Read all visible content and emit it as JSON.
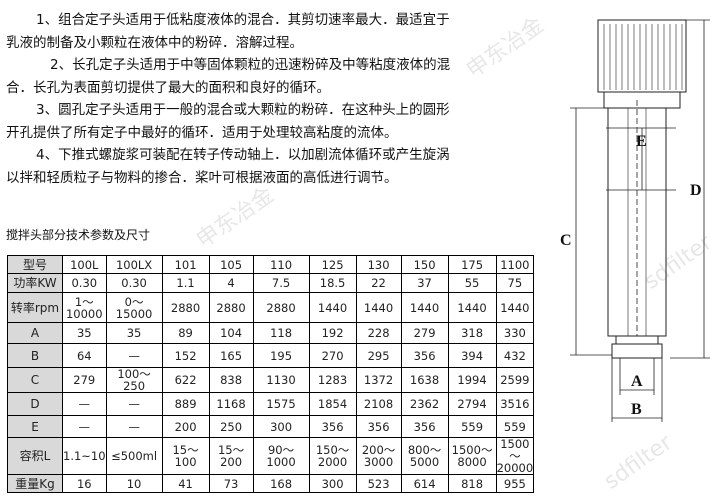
{
  "paragraphs": [
    {
      "line1": "1、组合定子头适用于低粘度液体的混合．其剪切速率最大．最适宜于",
      "line2": "乳液的制备及小颗粒在液体中的粉碎．溶解过程。"
    },
    {
      "line1": "2、长孔定子头适用于中等固体颗粒的迅速粉碎及中等粘度液体的混",
      "line2": "合．长孔为表面剪切提供了最大的面积和良好的循环。"
    },
    {
      "line1": "3、圆孔定子头适用于一般的混合或大颗粒的粉碎．在这种头上的圆形",
      "line2": "开孔提供了所有定子中最好的循环．适用于处理较高粘度的流体。"
    },
    {
      "line1": "4、下推式螺旋浆可装配在转子传动轴上．以加剧流体循环或产生旋涡",
      "line2": "以拌和轻质粒子与物料的掺合．桨叶可根据液面的高低进行调节。"
    }
  ],
  "caption": "搅拌头部分技术参数及尺寸",
  "table": {
    "rows": [
      {
        "label": "型号",
        "cells": [
          "100L",
          "100LX",
          "101",
          "105",
          "110",
          "125",
          "130",
          "150",
          "175",
          "1100"
        ]
      },
      {
        "label": "功率KW",
        "cells": [
          "0.30",
          "0.30",
          "1.1",
          "4",
          "7.5",
          "18.5",
          "22",
          "37",
          "55",
          "75"
        ]
      },
      {
        "label": "转率rpm",
        "cells": [
          "1～10000",
          "0～15000",
          "2880",
          "2880",
          "2880",
          "1440",
          "1440",
          "1440",
          "1440",
          "1440"
        ]
      },
      {
        "label": "A",
        "cells": [
          "35",
          "35",
          "89",
          "104",
          "118",
          "192",
          "228",
          "279",
          "318",
          "330"
        ]
      },
      {
        "label": "B",
        "cells": [
          "64",
          "—",
          "152",
          "165",
          "195",
          "270",
          "295",
          "356",
          "394",
          "432"
        ]
      },
      {
        "label": "C",
        "cells": [
          "279",
          "100～250",
          "622",
          "838",
          "1130",
          "1283",
          "1372",
          "1638",
          "1994",
          "2599"
        ]
      },
      {
        "label": "D",
        "cells": [
          "—",
          "—",
          "889",
          "1168",
          "1575",
          "1854",
          "2108",
          "2362",
          "2794",
          "3516"
        ]
      },
      {
        "label": "E",
        "cells": [
          "—",
          "—",
          "200",
          "250",
          "300",
          "356",
          "356",
          "356",
          "559",
          "559"
        ]
      },
      {
        "label": "容积L",
        "cells": [
          "1.1~10",
          "≤500ml",
          "15～100",
          "15～200",
          "90～1000",
          "150～2000",
          "200～3000",
          "800～5000",
          "1500～8000",
          "1500～20000"
        ]
      },
      {
        "label": "重量Kg",
        "cells": [
          "16",
          "10",
          "41",
          "73",
          "168",
          "300",
          "523",
          "614",
          "818",
          "955"
        ]
      }
    ]
  },
  "diagram": {
    "labels": {
      "A": "A",
      "B": "B",
      "C": "C",
      "D": "D",
      "E": "E"
    }
  },
  "watermarks": [
    "申东冶金",
    "sdfilter"
  ]
}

-*-

■ WORK TO COMPLETE
Reproduce all entries exactly. Pictures do not belong in the copy.

■ RESULT FOR THIS EXERCISE
Read all visible content and emit it as JSON.
{
  "paragraphs": [
    {
      "line1": "1、组合定子头适用于低粘度液体的混合．其剪切速率最大．最适宜于",
      "line2": "乳液的制备及小颗粒在液体中的粉碎．溶解过程。"
    },
    {
      "line1": "2、长孔定子头适用于中等固体颗粒的迅速粉碎及中等粘度液体的混",
      "line2": "合．长孔为表面剪切提供了最大的面积和良好的循环。"
    },
    {
      "line1": "3、圆孔定子头适用于一般的混合或大颗粒的粉碎．在这种头上的圆形",
      "line2": "开孔提供了所有定子中最好的循环．适用于处理较高粘度的流体。"
    },
    {
      "line1": "4、下推式螺旋浆可装配在转子传动轴上．以加剧流体循环或产生旋涡",
      "line2": "以拌和轻质粒子与物料的掺合．桨叶可根据液面的高低进行调节。"
    }
  ],
  "caption": "搅拌头部分技术参数及尺寸",
  "table": {
    "rows": [
      {
        "label": "型号",
        "cells": [
          "100L",
          "100LX",
          "101",
          "105",
          "110",
          "125",
          "130",
          "150",
          "175",
          "1100"
        ]
      },
      {
        "label": "功率KW",
        "cells": [
          "0.30",
          "0.30",
          "1.1",
          "4",
          "7.5",
          "18.5",
          "22",
          "37",
          "55",
          "75"
        ]
      },
      {
        "label": "转率rpm",
        "cells": [
          "1～10000",
          "0～15000",
          "2880",
          "2880",
          "2880",
          "1440",
          "1440",
          "1440",
          "1440",
          "1440"
        ]
      },
      {
        "label": "A",
        "cells": [
          "35",
          "35",
          "89",
          "104",
          "118",
          "192",
          "228",
          "279",
          "318",
          "330"
        ]
      },
      {
        "label": "B",
        "cells": [
          "64",
          "—",
          "152",
          "165",
          "195",
          "270",
          "295",
          "356",
          "394",
          "432"
        ]
      },
      {
        "label": "C",
        "cells": [
          "279",
          "100～250",
          "622",
          "838",
          "1130",
          "1283",
          "1372",
          "1638",
          "1994",
          "2599"
        ]
      },
      {
        "label": "D",
        "cells": [
          "—",
          "—",
          "889",
          "1168",
          "1575",
          "1854",
          "2108",
          "2362",
          "2794",
          "3516"
        ]
      },
      {
        "label": "E",
        "cells": [
          "—",
          "—",
          "200",
          "250",
          "300",
          "356",
          "356",
          "356",
          "559",
          "559"
        ]
      },
      {
        "label": "容积L",
        "cells": [
          "1.1~10",
          "≤500ml",
          "15～100",
          "15～200",
          "90～1000",
          "150～2000",
          "200～3000",
          "800～5000",
          "1500～8000",
          "1500～20000"
        ]
      },
      {
        "label": "重量Kg",
        "cells": [
          "16",
          "10",
          "41",
          "73",
          "168",
          "300",
          "523",
          "614",
          "818",
          "955"
        ]
      }
    ]
  },
  "diagram": {
    "labels": {
      "A": "A",
      "B": "B",
      "C": "C",
      "D": "D",
      "E": "E"
    }
  },
  "watermarks": [
    "申东冶金",
    "sdfilter"
  ]
}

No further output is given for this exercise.